AIM =
Count how many lines below contain the word "meta", then give that number alone.

RECORD LIST =
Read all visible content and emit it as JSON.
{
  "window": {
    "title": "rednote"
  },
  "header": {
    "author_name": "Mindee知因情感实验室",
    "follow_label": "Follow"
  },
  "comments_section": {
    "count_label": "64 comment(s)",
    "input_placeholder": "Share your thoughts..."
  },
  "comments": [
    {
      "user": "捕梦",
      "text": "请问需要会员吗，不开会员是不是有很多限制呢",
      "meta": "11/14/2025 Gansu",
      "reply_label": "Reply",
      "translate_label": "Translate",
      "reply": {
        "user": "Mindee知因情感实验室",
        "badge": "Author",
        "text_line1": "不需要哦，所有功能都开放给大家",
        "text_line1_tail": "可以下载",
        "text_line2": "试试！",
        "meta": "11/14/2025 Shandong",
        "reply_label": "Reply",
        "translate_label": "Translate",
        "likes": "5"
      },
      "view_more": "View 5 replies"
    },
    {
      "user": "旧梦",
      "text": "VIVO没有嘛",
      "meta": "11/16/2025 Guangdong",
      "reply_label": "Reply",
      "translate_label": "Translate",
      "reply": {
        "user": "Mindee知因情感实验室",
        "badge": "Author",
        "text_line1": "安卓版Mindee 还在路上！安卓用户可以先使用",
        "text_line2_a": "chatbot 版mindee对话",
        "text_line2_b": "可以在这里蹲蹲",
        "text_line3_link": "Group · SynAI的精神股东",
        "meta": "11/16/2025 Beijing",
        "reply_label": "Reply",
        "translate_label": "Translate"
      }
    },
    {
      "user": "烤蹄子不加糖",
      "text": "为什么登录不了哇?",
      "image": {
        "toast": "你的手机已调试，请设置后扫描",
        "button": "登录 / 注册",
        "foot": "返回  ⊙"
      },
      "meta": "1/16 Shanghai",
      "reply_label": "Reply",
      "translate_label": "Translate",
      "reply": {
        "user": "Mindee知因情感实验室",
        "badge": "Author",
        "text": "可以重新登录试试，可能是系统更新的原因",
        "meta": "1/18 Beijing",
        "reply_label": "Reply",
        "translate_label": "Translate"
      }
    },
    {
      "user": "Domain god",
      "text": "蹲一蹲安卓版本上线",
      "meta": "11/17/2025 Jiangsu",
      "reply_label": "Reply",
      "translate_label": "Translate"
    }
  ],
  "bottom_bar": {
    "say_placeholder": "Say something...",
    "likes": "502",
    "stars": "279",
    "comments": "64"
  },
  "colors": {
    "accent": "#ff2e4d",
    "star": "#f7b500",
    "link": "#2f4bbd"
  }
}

RESULT FOR THIS EXERCISE =
7